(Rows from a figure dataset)
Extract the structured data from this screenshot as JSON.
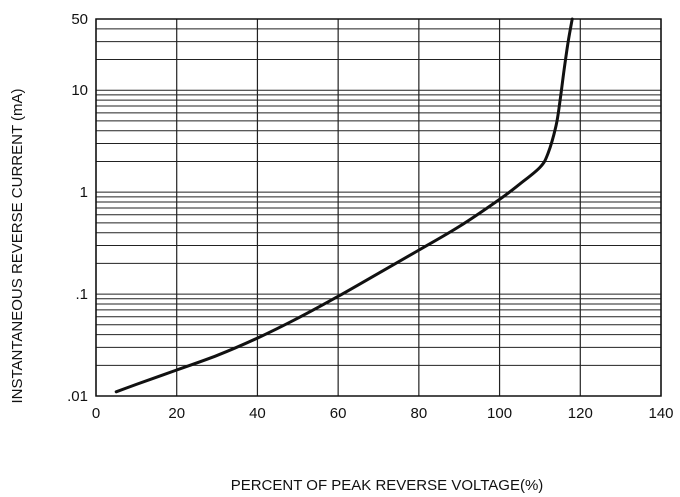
{
  "chart_data": {
    "type": "line",
    "title": "",
    "xlabel": "PERCENT OF PEAK REVERSE VOLTAGE(%)",
    "ylabel": "INSTANTANEOUS REVERSE CURRENT (mA)",
    "xlim": [
      0,
      140
    ],
    "ylim": [
      0.01,
      50
    ],
    "yscale": "log",
    "grid": true,
    "x_ticks": [
      0,
      20,
      40,
      60,
      80,
      100,
      120,
      140
    ],
    "x_tick_labels": [
      "0",
      "20",
      "40",
      "60",
      "80",
      "100",
      "120",
      "140"
    ],
    "y_ticks": [
      0.01,
      0.1,
      1,
      10,
      50
    ],
    "y_tick_labels": [
      ".01",
      ".1",
      "1",
      "10",
      "50"
    ],
    "series": [
      {
        "x": [
          5,
          10,
          20,
          30,
          40,
          50,
          60,
          70,
          80,
          90,
          100,
          105,
          110,
          112,
          114,
          115,
          116,
          117,
          118
        ],
        "values": [
          0.011,
          0.013,
          0.018,
          0.025,
          0.037,
          0.058,
          0.095,
          0.16,
          0.27,
          0.46,
          0.85,
          1.2,
          1.75,
          2.4,
          4.5,
          8,
          16,
          30,
          50
        ]
      }
    ],
    "line_color": "#111111"
  }
}
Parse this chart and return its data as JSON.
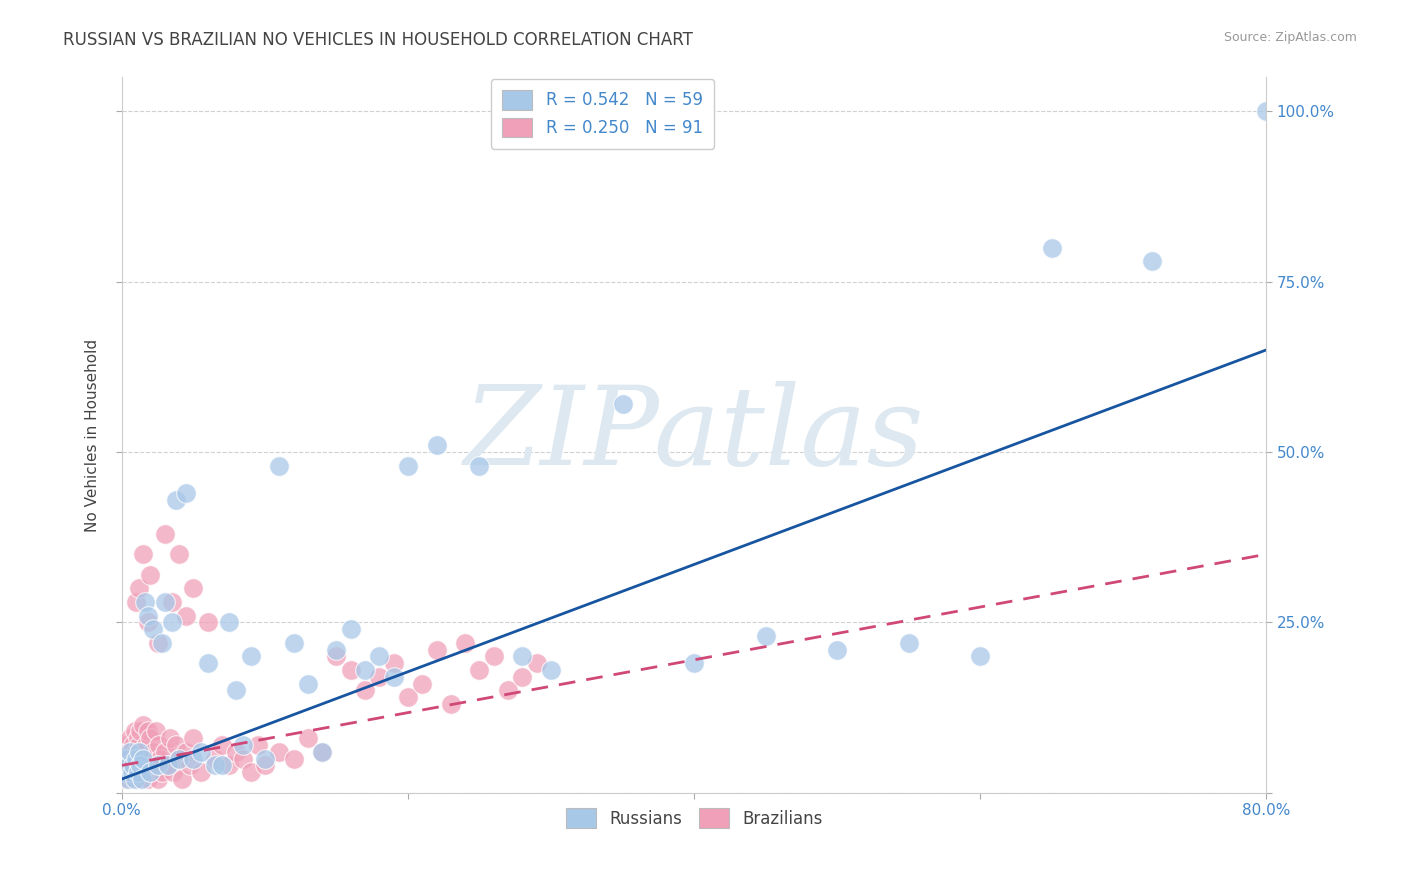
{
  "title": "RUSSIAN VS BRAZILIAN NO VEHICLES IN HOUSEHOLD CORRELATION CHART",
  "source": "Source: ZipAtlas.com",
  "ylabel": "No Vehicles in Household",
  "xlim": [
    0.0,
    0.8
  ],
  "ylim": [
    0.0,
    1.05
  ],
  "ytick_positions": [
    0.0,
    0.25,
    0.5,
    0.75,
    1.0
  ],
  "ytick_labels": [
    "",
    "25.0%",
    "50.0%",
    "75.0%",
    "100.0%"
  ],
  "legend_russian": "R = 0.542   N = 59",
  "legend_brazilian": "R = 0.250   N = 91",
  "russian_color": "#a8c8e8",
  "brazilian_color": "#f0a0b8",
  "russian_line_color": "#1855a0",
  "brazilian_line_color": "#d04878",
  "watermark": "ZIPatlas",
  "watermark_color": "#dde8f0",
  "background_color": "#ffffff",
  "grid_color": "#cccccc",
  "title_color": "#444444",
  "axis_label_color": "#4488cc",
  "russians_scatter_x": [
    0.002,
    0.003,
    0.004,
    0.005,
    0.006,
    0.007,
    0.008,
    0.009,
    0.01,
    0.011,
    0.012,
    0.013,
    0.014,
    0.015,
    0.016,
    0.018,
    0.02,
    0.022,
    0.025,
    0.028,
    0.03,
    0.032,
    0.035,
    0.038,
    0.04,
    0.045,
    0.05,
    0.055,
    0.06,
    0.065,
    0.07,
    0.075,
    0.08,
    0.085,
    0.09,
    0.1,
    0.11,
    0.12,
    0.13,
    0.14,
    0.15,
    0.16,
    0.17,
    0.18,
    0.19,
    0.2,
    0.22,
    0.25,
    0.28,
    0.3,
    0.35,
    0.4,
    0.45,
    0.5,
    0.55,
    0.6,
    0.65,
    0.72,
    0.8
  ],
  "russians_scatter_y": [
    0.03,
    0.05,
    0.02,
    0.04,
    0.06,
    0.03,
    0.04,
    0.02,
    0.05,
    0.03,
    0.06,
    0.04,
    0.02,
    0.05,
    0.28,
    0.26,
    0.03,
    0.24,
    0.04,
    0.22,
    0.28,
    0.04,
    0.25,
    0.43,
    0.05,
    0.44,
    0.05,
    0.06,
    0.19,
    0.04,
    0.04,
    0.25,
    0.15,
    0.07,
    0.2,
    0.05,
    0.48,
    0.22,
    0.16,
    0.06,
    0.21,
    0.24,
    0.18,
    0.2,
    0.17,
    0.48,
    0.51,
    0.48,
    0.2,
    0.18,
    0.57,
    0.19,
    0.23,
    0.21,
    0.22,
    0.2,
    0.8,
    0.78,
    1.0
  ],
  "brazilians_scatter_x": [
    0.001,
    0.002,
    0.002,
    0.003,
    0.003,
    0.004,
    0.004,
    0.005,
    0.005,
    0.006,
    0.006,
    0.007,
    0.007,
    0.008,
    0.008,
    0.009,
    0.009,
    0.01,
    0.01,
    0.011,
    0.011,
    0.012,
    0.012,
    0.013,
    0.013,
    0.014,
    0.015,
    0.015,
    0.016,
    0.017,
    0.018,
    0.018,
    0.019,
    0.02,
    0.02,
    0.022,
    0.023,
    0.024,
    0.025,
    0.026,
    0.027,
    0.028,
    0.03,
    0.032,
    0.034,
    0.036,
    0.038,
    0.04,
    0.042,
    0.045,
    0.048,
    0.05,
    0.055,
    0.06,
    0.065,
    0.07,
    0.075,
    0.08,
    0.085,
    0.09,
    0.095,
    0.1,
    0.11,
    0.12,
    0.13,
    0.14,
    0.15,
    0.16,
    0.17,
    0.18,
    0.19,
    0.2,
    0.21,
    0.22,
    0.23,
    0.24,
    0.25,
    0.26,
    0.27,
    0.28,
    0.29,
    0.01,
    0.012,
    0.015,
    0.018,
    0.02,
    0.025,
    0.03,
    0.035,
    0.04,
    0.045,
    0.05
  ],
  "brazilians_scatter_y": [
    0.03,
    0.02,
    0.05,
    0.04,
    0.07,
    0.03,
    0.06,
    0.02,
    0.05,
    0.04,
    0.08,
    0.03,
    0.06,
    0.02,
    0.07,
    0.04,
    0.09,
    0.03,
    0.06,
    0.05,
    0.08,
    0.02,
    0.07,
    0.04,
    0.09,
    0.03,
    0.06,
    0.1,
    0.04,
    0.07,
    0.02,
    0.09,
    0.05,
    0.03,
    0.08,
    0.06,
    0.04,
    0.09,
    0.02,
    0.07,
    0.05,
    0.03,
    0.06,
    0.04,
    0.08,
    0.03,
    0.07,
    0.05,
    0.02,
    0.06,
    0.04,
    0.08,
    0.03,
    0.25,
    0.05,
    0.07,
    0.04,
    0.06,
    0.05,
    0.03,
    0.07,
    0.04,
    0.06,
    0.05,
    0.08,
    0.06,
    0.2,
    0.18,
    0.15,
    0.17,
    0.19,
    0.14,
    0.16,
    0.21,
    0.13,
    0.22,
    0.18,
    0.2,
    0.15,
    0.17,
    0.19,
    0.28,
    0.3,
    0.35,
    0.25,
    0.32,
    0.22,
    0.38,
    0.28,
    0.35,
    0.26,
    0.3
  ],
  "russian_trendline_x": [
    0.0,
    0.8
  ],
  "russian_trendline_y": [
    0.02,
    0.65
  ],
  "brazilian_trendline_x": [
    0.0,
    0.8
  ],
  "brazilian_trendline_y": [
    0.04,
    0.35
  ]
}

→ Task: Pick out each line containing the string "REVERSE" and copy it.

→ Worked answer:
    "xlabel": "PERCENT OF PEAK REVERSE VOLTAGE(%)",
    "ylabel": "INSTANTANEOUS REVERSE CURRENT (mA)",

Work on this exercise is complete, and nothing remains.